**WORK TASK**
Every line of the material below should be repeated exactly.

INPUT RECORDS Start Marker

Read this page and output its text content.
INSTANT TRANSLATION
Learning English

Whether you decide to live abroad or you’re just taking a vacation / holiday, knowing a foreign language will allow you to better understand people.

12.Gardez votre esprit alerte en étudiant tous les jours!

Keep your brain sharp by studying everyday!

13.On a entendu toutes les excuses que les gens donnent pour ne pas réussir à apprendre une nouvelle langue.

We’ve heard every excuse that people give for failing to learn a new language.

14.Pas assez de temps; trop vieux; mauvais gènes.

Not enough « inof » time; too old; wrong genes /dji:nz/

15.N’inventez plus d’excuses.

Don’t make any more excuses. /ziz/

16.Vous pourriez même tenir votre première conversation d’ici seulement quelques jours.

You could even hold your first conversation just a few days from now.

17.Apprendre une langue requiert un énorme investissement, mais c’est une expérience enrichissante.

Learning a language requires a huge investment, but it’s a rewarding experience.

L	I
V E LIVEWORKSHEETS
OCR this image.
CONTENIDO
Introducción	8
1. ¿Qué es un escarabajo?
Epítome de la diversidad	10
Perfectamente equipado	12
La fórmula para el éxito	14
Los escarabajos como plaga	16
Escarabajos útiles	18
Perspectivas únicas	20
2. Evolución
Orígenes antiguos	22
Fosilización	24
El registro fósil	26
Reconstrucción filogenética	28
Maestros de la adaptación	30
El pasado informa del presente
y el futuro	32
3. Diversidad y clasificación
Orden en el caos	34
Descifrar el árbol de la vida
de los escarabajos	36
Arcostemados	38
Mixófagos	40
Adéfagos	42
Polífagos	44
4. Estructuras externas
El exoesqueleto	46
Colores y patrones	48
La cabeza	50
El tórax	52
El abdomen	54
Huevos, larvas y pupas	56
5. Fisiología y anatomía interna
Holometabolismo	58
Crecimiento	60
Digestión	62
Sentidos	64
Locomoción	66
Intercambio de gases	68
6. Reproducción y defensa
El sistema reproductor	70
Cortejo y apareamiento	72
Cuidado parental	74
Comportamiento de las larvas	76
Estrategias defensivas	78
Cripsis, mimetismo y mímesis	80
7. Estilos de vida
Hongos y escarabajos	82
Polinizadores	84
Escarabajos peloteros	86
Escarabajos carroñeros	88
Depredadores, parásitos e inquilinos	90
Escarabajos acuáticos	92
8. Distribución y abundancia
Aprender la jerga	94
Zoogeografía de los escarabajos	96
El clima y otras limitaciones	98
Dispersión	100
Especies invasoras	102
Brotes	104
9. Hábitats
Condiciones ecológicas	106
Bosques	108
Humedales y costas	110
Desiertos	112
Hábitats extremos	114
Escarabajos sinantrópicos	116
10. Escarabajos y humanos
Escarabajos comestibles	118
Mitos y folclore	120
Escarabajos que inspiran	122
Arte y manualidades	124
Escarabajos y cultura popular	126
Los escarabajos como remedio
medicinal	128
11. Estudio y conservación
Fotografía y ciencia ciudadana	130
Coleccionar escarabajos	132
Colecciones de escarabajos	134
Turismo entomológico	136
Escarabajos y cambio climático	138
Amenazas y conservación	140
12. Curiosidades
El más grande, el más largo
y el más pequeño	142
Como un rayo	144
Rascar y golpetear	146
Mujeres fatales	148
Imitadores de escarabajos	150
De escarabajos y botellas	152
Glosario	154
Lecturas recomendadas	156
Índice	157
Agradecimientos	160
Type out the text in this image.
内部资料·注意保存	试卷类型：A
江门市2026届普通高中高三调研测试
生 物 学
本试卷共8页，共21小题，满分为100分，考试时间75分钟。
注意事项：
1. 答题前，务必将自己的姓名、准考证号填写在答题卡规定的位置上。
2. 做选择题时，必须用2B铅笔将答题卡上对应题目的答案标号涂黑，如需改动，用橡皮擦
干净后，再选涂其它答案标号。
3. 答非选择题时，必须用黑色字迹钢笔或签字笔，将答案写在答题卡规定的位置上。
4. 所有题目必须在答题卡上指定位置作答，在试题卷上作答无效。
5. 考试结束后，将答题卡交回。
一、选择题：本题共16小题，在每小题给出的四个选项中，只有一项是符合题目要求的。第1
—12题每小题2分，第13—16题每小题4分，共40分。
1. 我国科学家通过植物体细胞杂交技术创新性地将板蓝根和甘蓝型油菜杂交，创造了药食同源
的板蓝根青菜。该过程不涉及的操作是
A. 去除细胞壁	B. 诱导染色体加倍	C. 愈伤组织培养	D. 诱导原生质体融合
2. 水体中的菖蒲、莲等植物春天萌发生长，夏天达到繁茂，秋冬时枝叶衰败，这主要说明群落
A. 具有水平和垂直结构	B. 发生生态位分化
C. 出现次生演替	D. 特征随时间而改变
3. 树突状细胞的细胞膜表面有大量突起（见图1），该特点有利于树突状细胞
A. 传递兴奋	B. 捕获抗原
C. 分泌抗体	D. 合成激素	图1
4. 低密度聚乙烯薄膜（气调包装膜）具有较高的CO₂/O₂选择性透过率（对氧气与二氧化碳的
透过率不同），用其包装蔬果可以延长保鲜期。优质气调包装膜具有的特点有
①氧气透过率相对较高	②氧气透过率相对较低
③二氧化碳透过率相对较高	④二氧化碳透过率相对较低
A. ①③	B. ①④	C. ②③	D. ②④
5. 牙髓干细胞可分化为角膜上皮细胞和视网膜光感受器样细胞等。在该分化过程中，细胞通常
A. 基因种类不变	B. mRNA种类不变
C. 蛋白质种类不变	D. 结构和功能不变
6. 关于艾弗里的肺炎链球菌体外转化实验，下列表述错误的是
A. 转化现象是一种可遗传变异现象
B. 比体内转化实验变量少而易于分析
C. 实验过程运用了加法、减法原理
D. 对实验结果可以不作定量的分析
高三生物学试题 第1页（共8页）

INPUT RECORDS End Marker

**WRITTEN SOLUTION**
Read this page and output its text content.
INSTANT TRANSLATION
Learning English

Whether you decide to live abroad or you’re just taking a vacation / holiday, knowing a foreign language will allow you to better understand people.

12.Gardez votre esprit alerte en étudiant tous les jours!

Keep your brain sharp by studying everyday!

13.On a entendu toutes les excuses que les gens donnent pour ne pas réussir à apprendre une nouvelle langue.

We’ve heard every excuse that people give for failing to learn a new language.

14.Pas assez de temps; trop vieux; mauvais gènes.

Not enough « inof » time; too old; wrong genes /dji:nz/

15.N’inventez plus d’excuses.

Don’t make any more excuses. /ziz/

16.Vous pourriez même tenir votre première conversation d’ici seulement quelques jours.

You could even hold your first conversation just a few days from now.

17.Apprendre une langue requiert un énorme investissement, mais c’est une expérience enrichissante.

Learning a language requires a huge investment, but it’s a rewarding experience.

L	I
V E LIVEWORKSHEETS
OCR this image.
CONTENIDO
Introducción	8
1. ¿Qué es un escarabajo?
Epítome de la diversidad	10
Perfectamente equipado	12
La fórmula para el éxito	14
Los escarabajos como plaga	16
Escarabajos útiles	18
Perspectivas únicas	20
2. Evolución
Orígenes antiguos	22
Fosilización	24
El registro fósil	26
Reconstrucción filogenética	28
Maestros de la adaptación	30
El pasado informa del presente
y el futuro	32
3. Diversidad y clasificación
Orden en el caos	34
Descifrar el árbol de la vida
de los escarabajos	36
Arcostemados	38
Mixófagos	40
Adéfagos	42
Polífagos	44
4. Estructuras externas
El exoesqueleto	46
Colores y patrones	48
La cabeza	50
El tórax	52
El abdomen	54
Huevos, larvas y pupas	56
5. Fisiología y anatomía interna
Holometabolismo	58
Crecimiento	60
Digestión	62
Sentidos	64
Locomoción	66
Intercambio de gases	68
6. Reproducción y defensa
El sistema reproductor	70
Cortejo y apareamiento	72
Cuidado parental	74
Comportamiento de las larvas	76
Estrategias defensivas	78
Cripsis, mimetismo y mímesis	80
7. Estilos de vida
Hongos y escarabajos	82
Polinizadores	84
Escarabajos peloteros	86
Escarabajos carroñeros	88
Depredadores, parásitos e inquilinos	90
Escarabajos acuáticos	92
8. Distribución y abundancia
Aprender la jerga	94
Zoogeografía de los escarabajos	96
El clima y otras limitaciones	98
Dispersión	100
Especies invasoras	102
Brotes	104
9. Hábitats
Condiciones ecológicas	106
Bosques	108
Humedales y costas	110
Desiertos	112
Hábitats extremos	114
Escarabajos sinantrópicos	116
10. Escarabajos y humanos
Escarabajos comestibles	118
Mitos y folclore	120
Escarabajos que inspiran	122
Arte y manualidades	124
Escarabajos y cultura popular	126
Los escarabajos como remedio
medicinal	128
11. Estudio y conservación
Fotografía y ciencia ciudadana	130
Coleccionar escarabajos	132
Colecciones de escarabajos	134
Turismo entomológico	136
Escarabajos y cambio climático	138
Amenazas y conservación	140
12. Curiosidades
El más grande, el más largo
y el más pequeño	142
Como un rayo	144
Rascar y golpetear	146
Mujeres fatales	148
Imitadores de escarabajos	150
De escarabajos y botellas	152
Glosario	154
Lecturas recomendadas	156
Índice	157
Agradecimientos	160
Type out the text in this image.
内部资料·注意保存	试卷类型：A
江门市2026届普通高中高三调研测试
生 物 学
本试卷共8页，共21小题，满分为100分，考试时间75分钟。
注意事项：
1. 答题前，务必将自己的姓名、准考证号填写在答题卡规定的位置上。
2. 做选择题时，必须用2B铅笔将答题卡上对应题目的答案标号涂黑，如需改动，用橡皮擦
干净后，再选涂其它答案标号。
3. 答非选择题时，必须用黑色字迹钢笔或签字笔，将答案写在答题卡规定的位置上。
4. 所有题目必须在答题卡上指定位置作答，在试题卷上作答无效。
5. 考试结束后，将答题卡交回。
一、选择题：本题共16小题，在每小题给出的四个选项中，只有一项是符合题目要求的。第1
—12题每小题2分，第13—16题每小题4分，共40分。
1. 我国科学家通过植物体细胞杂交技术创新性地将板蓝根和甘蓝型油菜杂交，创造了药食同源
的板蓝根青菜。该过程不涉及的操作是
A. 去除细胞壁	B. 诱导染色体加倍	C. 愈伤组织培养	D. 诱导原生质体融合
2. 水体中的菖蒲、莲等植物春天萌发生长，夏天达到繁茂，秋冬时枝叶衰败，这主要说明群落
A. 具有水平和垂直结构	B. 发生生态位分化
C. 出现次生演替	D. 特征随时间而改变
3. 树突状细胞的细胞膜表面有大量突起（见图1），该特点有利于树突状细胞
A. 传递兴奋	B. 捕获抗原
C. 分泌抗体	D. 合成激素	图1
4. 低密度聚乙烯薄膜（气调包装膜）具有较高的CO₂/O₂选择性透过率（对氧气与二氧化碳的
透过率不同），用其包装蔬果可以延长保鲜期。优质气调包装膜具有的特点有
①氧气透过率相对较高	②氧气透过率相对较低
③二氧化碳透过率相对较高	④二氧化碳透过率相对较低
A. ①③	B. ①④	C. ②③	D. ②④
5. 牙髓干细胞可分化为角膜上皮细胞和视网膜光感受器样细胞等。在该分化过程中，细胞通常
A. 基因种类不变	B. mRNA种类不变
C. 蛋白质种类不变	D. 结构和功能不变
6. 关于艾弗里的肺炎链球菌体外转化实验，下列表述错误的是
A. 转化现象是一种可遗传变异现象
B. 比体内转化实验变量少而易于分析
C. 实验过程运用了加法、减法原理
D. 对实验结果可以不作定量的分析
高三生物学试题 第1页（共8页）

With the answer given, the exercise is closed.